▶ **Listed entries**

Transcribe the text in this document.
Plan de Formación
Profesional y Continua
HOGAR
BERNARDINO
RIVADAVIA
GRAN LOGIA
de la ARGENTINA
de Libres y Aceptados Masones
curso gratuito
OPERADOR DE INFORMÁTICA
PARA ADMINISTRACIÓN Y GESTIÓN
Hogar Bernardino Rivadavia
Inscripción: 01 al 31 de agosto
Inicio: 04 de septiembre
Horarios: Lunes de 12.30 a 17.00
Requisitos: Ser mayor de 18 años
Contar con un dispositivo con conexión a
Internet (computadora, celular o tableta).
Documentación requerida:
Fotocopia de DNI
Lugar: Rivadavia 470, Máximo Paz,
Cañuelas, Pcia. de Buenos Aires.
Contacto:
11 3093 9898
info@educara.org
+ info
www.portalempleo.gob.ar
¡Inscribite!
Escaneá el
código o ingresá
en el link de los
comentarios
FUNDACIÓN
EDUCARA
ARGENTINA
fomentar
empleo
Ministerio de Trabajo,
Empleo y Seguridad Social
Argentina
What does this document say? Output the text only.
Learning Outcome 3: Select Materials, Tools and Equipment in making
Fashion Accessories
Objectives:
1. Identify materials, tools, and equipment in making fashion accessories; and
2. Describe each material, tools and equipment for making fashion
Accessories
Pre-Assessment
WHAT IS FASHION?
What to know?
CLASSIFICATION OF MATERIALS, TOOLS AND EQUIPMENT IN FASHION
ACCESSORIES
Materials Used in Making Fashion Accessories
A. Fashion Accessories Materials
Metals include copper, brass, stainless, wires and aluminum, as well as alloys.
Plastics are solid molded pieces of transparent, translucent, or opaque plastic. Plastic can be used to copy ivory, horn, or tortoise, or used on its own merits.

▶ **Short exercise**
Extract the listing in its entirety, matching it exactly.

▶ **Written solution**
Transcribe the text in this document.
Plan de Formación
Profesional y Continua
HOGAR
BERNARDINO
RIVADAVIA
GRAN LOGIA
de la ARGENTINA
de Libres y Aceptados Masones
curso gratuito
OPERADOR DE INFORMÁTICA
PARA ADMINISTRACIÓN Y GESTIÓN
Hogar Bernardino Rivadavia
Inscripción: 01 al 31 de agosto
Inicio: 04 de septiembre
Horarios: Lunes de 12.30 a 17.00
Requisitos: Ser mayor de 18 años
Contar con un dispositivo con conexión a
Internet (computadora, celular o tableta).
Documentación requerida:
Fotocopia de DNI
Lugar: Rivadavia 470, Máximo Paz,
Cañuelas, Pcia. de Buenos Aires.
Contacto:
11 3093 9898
info@educara.org
+ info
www.portalempleo.gob.ar
¡Inscribite!
Escaneá el
código o ingresá
en el link de los
comentarios
FUNDACIÓN
EDUCARA
ARGENTINA
fomentar
empleo
Ministerio de Trabajo,
Empleo y Seguridad Social
Argentina
What does this document say? Output the text only.
Learning Outcome 3: Select Materials, Tools and Equipment in making
Fashion Accessories
Objectives:
1. Identify materials, tools, and equipment in making fashion accessories; and
2. Describe each material, tools and equipment for making fashion
Accessories
Pre-Assessment
WHAT IS FASHION?
What to know?
CLASSIFICATION OF MATERIALS, TOOLS AND EQUIPMENT IN FASHION
ACCESSORIES
Materials Used in Making Fashion Accessories
A. Fashion Accessories Materials
Metals include copper, brass, stainless, wires and aluminum, as well as alloys.
Plastics are solid molded pieces of transparent, translucent, or opaque plastic. Plastic can be used to copy ivory, horn, or tortoise, or used on its own merits.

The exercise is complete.